═════ RECORDED DATA ═════

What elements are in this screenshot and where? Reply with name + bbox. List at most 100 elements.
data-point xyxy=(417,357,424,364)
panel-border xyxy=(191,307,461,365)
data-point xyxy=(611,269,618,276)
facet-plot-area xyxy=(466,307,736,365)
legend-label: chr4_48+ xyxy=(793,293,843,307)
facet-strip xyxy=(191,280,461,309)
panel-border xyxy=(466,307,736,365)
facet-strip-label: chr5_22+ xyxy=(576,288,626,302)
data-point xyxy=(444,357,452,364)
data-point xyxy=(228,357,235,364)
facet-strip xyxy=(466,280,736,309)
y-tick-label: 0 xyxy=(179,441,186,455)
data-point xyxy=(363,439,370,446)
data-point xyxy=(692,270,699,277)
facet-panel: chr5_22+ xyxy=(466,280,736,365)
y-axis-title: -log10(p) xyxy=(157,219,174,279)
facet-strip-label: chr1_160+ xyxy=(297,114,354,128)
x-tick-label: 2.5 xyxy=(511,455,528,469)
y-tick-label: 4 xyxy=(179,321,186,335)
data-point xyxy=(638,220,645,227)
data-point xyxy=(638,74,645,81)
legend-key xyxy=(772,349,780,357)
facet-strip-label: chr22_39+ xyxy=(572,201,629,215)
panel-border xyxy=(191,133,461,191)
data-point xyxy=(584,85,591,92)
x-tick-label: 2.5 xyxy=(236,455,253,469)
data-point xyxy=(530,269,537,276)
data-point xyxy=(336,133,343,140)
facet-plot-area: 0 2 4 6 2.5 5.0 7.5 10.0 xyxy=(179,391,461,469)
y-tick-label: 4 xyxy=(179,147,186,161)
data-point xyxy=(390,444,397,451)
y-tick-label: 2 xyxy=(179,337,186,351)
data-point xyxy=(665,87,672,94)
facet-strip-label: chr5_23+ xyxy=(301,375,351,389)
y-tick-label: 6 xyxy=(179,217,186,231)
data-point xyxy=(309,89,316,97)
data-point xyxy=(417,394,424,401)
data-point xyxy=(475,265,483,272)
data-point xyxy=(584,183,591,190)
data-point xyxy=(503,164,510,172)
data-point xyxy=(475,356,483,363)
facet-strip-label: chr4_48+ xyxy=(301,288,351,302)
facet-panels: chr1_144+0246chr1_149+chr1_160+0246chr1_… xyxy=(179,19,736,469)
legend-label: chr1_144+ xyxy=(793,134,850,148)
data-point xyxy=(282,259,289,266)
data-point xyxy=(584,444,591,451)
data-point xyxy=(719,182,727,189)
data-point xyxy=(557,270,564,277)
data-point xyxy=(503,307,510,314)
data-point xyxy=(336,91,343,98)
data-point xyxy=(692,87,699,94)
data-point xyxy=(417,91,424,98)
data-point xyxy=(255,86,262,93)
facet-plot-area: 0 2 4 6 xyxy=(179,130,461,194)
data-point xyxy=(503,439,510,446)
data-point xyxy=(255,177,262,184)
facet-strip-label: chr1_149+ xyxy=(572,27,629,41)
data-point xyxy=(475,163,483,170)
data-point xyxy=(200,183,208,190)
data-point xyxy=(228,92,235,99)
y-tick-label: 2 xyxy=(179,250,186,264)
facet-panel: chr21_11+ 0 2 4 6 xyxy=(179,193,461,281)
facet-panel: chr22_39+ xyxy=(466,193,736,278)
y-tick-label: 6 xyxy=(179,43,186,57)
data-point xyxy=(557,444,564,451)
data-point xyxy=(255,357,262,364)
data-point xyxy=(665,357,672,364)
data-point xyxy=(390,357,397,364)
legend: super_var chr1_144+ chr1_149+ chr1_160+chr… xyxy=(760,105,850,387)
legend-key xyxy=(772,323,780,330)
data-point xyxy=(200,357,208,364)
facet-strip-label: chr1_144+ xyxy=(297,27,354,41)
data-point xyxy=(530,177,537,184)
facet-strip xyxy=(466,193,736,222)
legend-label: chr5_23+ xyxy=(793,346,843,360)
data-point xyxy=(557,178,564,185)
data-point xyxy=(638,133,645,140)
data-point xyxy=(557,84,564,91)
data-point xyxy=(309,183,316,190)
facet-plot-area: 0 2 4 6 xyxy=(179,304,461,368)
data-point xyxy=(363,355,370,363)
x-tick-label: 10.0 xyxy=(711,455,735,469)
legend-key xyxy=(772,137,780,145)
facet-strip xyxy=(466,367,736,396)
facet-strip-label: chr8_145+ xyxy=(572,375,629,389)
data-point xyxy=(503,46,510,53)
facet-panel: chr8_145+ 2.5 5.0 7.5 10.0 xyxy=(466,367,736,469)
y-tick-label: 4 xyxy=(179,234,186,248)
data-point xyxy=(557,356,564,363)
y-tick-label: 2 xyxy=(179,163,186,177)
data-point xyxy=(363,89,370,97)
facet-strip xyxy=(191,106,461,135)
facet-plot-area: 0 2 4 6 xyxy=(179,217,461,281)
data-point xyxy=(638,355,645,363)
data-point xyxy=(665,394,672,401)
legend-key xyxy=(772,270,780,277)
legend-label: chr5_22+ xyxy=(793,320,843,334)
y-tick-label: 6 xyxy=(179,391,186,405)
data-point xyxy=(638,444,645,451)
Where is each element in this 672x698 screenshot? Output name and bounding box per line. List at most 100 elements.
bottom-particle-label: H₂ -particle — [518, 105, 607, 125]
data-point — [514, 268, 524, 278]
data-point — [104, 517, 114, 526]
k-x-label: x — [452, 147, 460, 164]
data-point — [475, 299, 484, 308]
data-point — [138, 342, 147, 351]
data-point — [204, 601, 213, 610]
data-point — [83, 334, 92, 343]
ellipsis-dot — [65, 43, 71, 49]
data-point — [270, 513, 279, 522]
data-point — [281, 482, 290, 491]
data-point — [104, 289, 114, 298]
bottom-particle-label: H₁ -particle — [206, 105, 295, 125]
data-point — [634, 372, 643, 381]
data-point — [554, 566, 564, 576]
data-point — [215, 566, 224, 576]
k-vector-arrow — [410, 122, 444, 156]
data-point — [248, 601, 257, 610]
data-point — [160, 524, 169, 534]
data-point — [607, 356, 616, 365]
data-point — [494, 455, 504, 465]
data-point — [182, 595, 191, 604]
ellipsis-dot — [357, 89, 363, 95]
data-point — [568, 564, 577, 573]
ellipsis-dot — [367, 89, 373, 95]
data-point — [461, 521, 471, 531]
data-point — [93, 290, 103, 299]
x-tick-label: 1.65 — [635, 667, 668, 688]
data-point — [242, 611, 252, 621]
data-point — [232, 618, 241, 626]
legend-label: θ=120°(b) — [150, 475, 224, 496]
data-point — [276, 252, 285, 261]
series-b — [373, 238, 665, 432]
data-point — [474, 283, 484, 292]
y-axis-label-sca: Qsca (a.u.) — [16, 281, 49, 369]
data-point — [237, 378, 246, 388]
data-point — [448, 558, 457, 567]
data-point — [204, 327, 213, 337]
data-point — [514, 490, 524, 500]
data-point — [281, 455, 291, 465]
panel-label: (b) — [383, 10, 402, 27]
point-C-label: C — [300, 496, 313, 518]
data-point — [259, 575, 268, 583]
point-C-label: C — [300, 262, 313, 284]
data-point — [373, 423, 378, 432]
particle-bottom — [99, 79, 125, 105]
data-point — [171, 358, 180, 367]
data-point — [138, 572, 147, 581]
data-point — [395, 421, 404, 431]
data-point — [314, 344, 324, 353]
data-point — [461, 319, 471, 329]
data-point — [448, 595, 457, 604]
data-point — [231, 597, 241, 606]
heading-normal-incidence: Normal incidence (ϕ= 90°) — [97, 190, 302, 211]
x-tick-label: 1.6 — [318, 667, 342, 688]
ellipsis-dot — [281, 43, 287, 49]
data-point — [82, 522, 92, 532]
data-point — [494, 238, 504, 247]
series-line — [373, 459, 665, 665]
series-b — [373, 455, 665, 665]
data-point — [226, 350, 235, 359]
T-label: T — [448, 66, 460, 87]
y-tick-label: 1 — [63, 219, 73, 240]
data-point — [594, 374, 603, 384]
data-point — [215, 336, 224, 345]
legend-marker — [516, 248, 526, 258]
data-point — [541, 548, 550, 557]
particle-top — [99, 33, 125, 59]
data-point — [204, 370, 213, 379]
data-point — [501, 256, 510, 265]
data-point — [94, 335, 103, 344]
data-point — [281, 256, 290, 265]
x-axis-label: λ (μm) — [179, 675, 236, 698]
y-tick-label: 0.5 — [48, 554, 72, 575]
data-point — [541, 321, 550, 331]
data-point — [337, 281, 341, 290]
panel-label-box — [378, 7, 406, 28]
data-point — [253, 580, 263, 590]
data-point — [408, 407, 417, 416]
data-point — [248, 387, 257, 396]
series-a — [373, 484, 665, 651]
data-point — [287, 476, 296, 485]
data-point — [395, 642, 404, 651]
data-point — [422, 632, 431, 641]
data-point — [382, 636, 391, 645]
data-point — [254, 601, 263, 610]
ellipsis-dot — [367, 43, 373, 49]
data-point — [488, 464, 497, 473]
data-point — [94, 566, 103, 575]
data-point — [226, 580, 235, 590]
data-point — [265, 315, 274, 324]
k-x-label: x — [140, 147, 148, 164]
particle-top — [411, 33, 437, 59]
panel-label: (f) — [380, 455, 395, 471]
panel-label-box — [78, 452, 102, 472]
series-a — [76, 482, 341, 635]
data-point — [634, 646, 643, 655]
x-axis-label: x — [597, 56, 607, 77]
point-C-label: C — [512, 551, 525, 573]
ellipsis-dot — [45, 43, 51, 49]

═════

*WHAT YOU WILL DO*
Please return the rows from the very first one through the line containing "facet-strip-label: chr4_48+ xyxy=(301,288,351,302)", both included, copied verbatim.

*SOLUTION BELOW*
What elements are in this screenshot and where? Reply with name + bbox. List at most 100 elements.
data-point xyxy=(417,357,424,364)
panel-border xyxy=(191,307,461,365)
data-point xyxy=(611,269,618,276)
facet-plot-area xyxy=(466,307,736,365)
legend-label: chr4_48+ xyxy=(793,293,843,307)
facet-strip xyxy=(191,280,461,309)
panel-border xyxy=(466,307,736,365)
facet-strip-label: chr5_22+ xyxy=(576,288,626,302)
data-point xyxy=(444,357,452,364)
data-point xyxy=(228,357,235,364)
facet-strip xyxy=(466,280,736,309)
y-tick-label: 0 xyxy=(179,441,186,455)
data-point xyxy=(363,439,370,446)
data-point xyxy=(692,270,699,277)
facet-panel: chr5_22+ xyxy=(466,280,736,365)
y-axis-title: -log10(p) xyxy=(157,219,174,279)
facet-strip-label: chr1_160+ xyxy=(297,114,354,128)
x-tick-label: 2.5 xyxy=(511,455,528,469)
y-tick-label: 4 xyxy=(179,321,186,335)
data-point xyxy=(638,220,645,227)
data-point xyxy=(638,74,645,81)
legend-key xyxy=(772,349,780,357)
facet-strip-label: chr22_39+ xyxy=(572,201,629,215)
panel-border xyxy=(191,133,461,191)
data-point xyxy=(584,85,591,92)
x-tick-label: 2.5 xyxy=(236,455,253,469)
data-point xyxy=(530,269,537,276)
data-point xyxy=(336,133,343,140)
facet-plot-area: 0 2 4 6 2.5 5.0 7.5 10.0 xyxy=(179,391,461,469)
y-tick-label: 4 xyxy=(179,147,186,161)
data-point xyxy=(390,444,397,451)
y-tick-label: 2 xyxy=(179,337,186,351)
data-point xyxy=(665,87,672,94)
facet-strip-label: chr5_23+ xyxy=(301,375,351,389)
y-tick-label: 6 xyxy=(179,217,186,231)
data-point xyxy=(309,89,316,97)
data-point xyxy=(417,394,424,401)
data-point xyxy=(475,265,483,272)
data-point xyxy=(584,183,591,190)
data-point xyxy=(503,164,510,172)
data-point xyxy=(475,356,483,363)
facet-strip-label: chr4_48+ xyxy=(301,288,351,302)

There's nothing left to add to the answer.